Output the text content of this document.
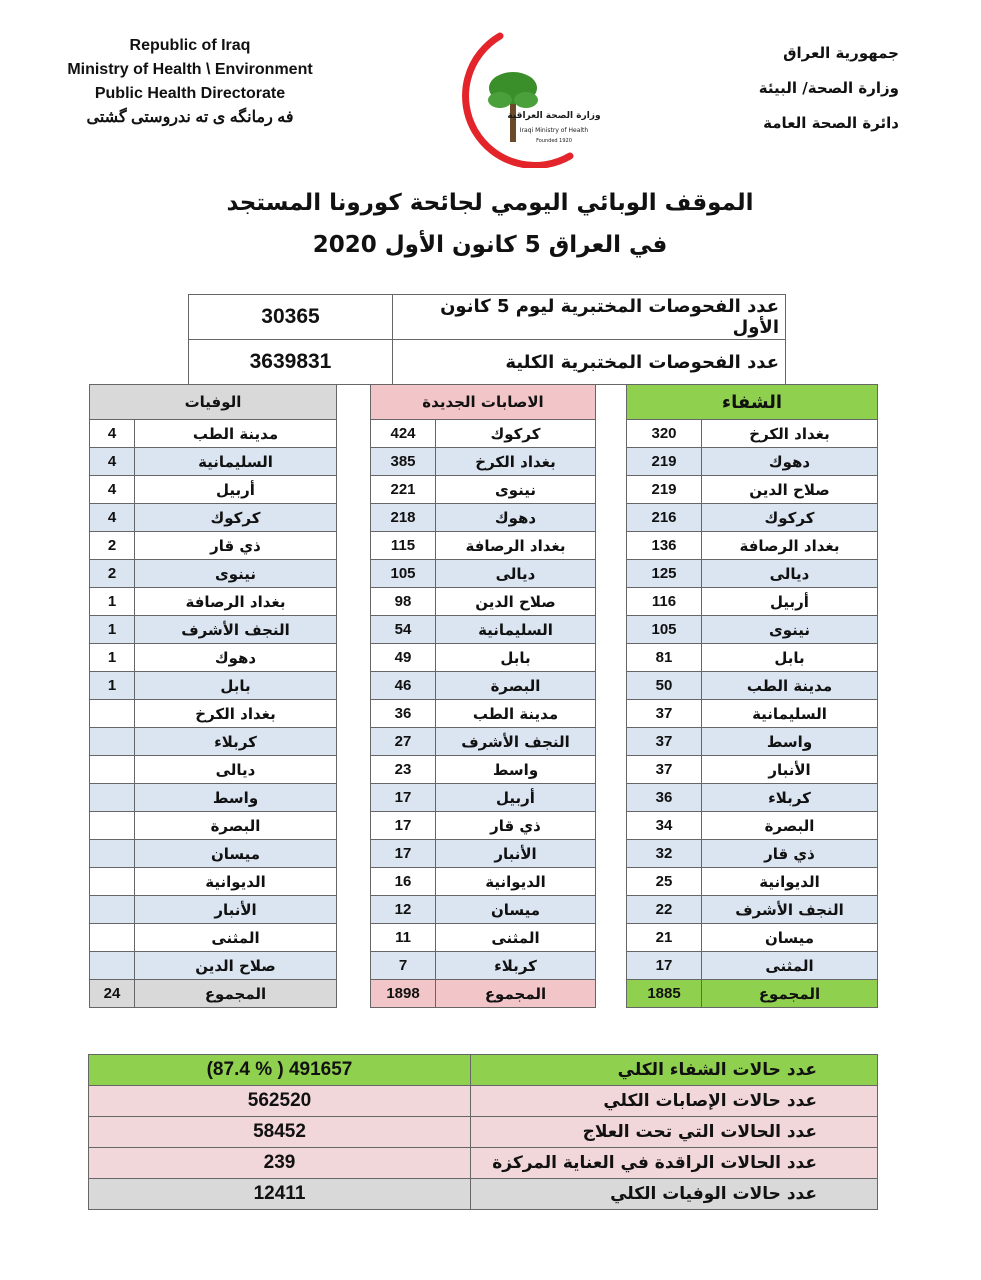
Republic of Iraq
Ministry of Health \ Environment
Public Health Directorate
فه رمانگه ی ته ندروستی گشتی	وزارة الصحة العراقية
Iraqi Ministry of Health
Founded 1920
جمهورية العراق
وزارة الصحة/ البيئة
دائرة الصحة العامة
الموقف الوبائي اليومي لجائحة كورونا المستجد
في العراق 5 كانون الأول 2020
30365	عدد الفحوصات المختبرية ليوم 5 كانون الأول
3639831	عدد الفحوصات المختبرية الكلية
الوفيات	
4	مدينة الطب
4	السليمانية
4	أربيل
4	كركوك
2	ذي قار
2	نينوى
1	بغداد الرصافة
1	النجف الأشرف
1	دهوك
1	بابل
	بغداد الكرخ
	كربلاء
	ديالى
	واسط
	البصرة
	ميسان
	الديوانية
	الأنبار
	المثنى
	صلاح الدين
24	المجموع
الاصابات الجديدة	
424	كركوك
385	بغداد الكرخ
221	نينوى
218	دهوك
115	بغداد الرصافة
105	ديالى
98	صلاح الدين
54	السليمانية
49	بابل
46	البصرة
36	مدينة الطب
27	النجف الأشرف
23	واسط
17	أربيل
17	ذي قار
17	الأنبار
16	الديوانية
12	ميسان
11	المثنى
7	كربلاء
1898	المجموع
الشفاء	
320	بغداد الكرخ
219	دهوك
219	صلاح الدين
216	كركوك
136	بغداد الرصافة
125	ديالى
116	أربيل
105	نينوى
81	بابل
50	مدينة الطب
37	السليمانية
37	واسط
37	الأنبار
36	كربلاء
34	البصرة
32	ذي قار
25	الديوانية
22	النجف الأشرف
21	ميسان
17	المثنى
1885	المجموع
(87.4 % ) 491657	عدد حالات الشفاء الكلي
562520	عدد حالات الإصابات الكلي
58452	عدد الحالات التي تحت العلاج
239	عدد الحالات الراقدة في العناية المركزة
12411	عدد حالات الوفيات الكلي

---

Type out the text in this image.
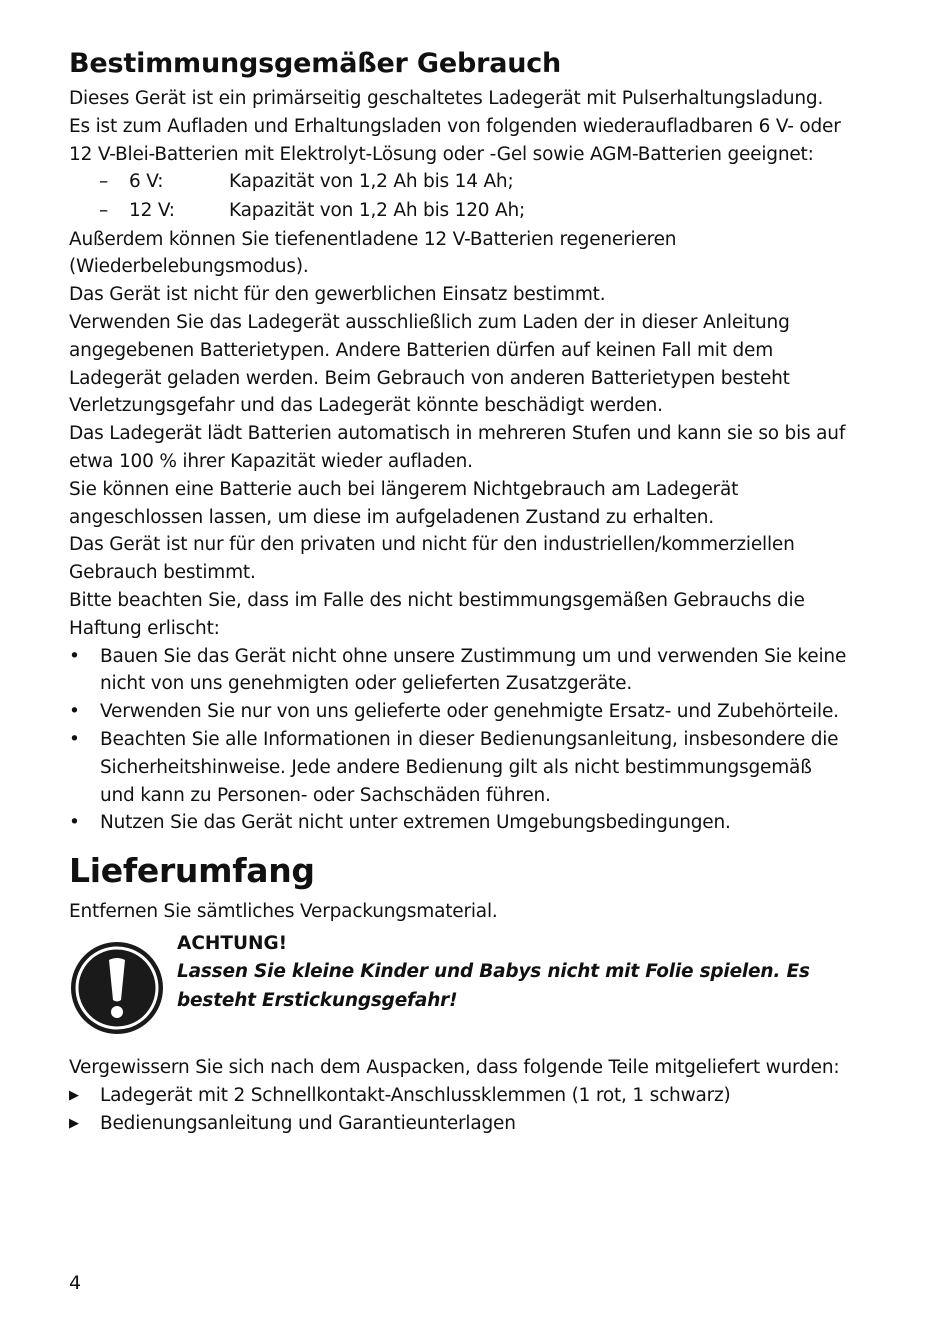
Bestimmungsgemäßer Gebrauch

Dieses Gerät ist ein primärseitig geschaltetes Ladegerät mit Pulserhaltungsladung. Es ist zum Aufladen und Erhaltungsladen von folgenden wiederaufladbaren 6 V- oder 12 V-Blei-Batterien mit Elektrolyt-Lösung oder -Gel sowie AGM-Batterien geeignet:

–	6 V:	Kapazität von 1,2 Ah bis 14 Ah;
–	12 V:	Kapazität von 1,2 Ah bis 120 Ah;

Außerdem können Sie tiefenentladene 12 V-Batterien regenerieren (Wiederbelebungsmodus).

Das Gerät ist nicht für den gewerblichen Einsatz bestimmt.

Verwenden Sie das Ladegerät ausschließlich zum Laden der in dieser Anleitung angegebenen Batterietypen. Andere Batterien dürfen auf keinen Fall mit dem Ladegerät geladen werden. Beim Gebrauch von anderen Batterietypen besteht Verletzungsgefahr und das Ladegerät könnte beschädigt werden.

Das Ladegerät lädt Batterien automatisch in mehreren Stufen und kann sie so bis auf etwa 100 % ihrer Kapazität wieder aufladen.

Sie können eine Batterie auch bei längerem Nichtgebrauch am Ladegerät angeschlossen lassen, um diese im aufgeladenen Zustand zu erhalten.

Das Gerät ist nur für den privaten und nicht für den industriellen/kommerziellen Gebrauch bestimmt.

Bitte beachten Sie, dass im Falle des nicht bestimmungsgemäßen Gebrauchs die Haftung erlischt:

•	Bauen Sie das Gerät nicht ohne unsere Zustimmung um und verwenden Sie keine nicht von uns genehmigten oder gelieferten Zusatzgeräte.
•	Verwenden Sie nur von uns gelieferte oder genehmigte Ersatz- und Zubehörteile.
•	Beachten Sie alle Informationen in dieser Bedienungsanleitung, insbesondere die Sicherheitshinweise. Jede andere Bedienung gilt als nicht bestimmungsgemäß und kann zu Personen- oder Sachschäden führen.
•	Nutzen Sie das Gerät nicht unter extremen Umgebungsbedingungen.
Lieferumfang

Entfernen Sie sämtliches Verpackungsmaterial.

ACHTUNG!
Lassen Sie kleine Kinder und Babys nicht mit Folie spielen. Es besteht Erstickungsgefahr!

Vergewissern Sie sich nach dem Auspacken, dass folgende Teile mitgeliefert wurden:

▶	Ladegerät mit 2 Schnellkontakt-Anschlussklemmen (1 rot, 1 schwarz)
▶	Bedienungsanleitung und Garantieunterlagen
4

# Job:
In the entries above, count each line that holds "besteht". Give the total and nothing else.

# Task output:
2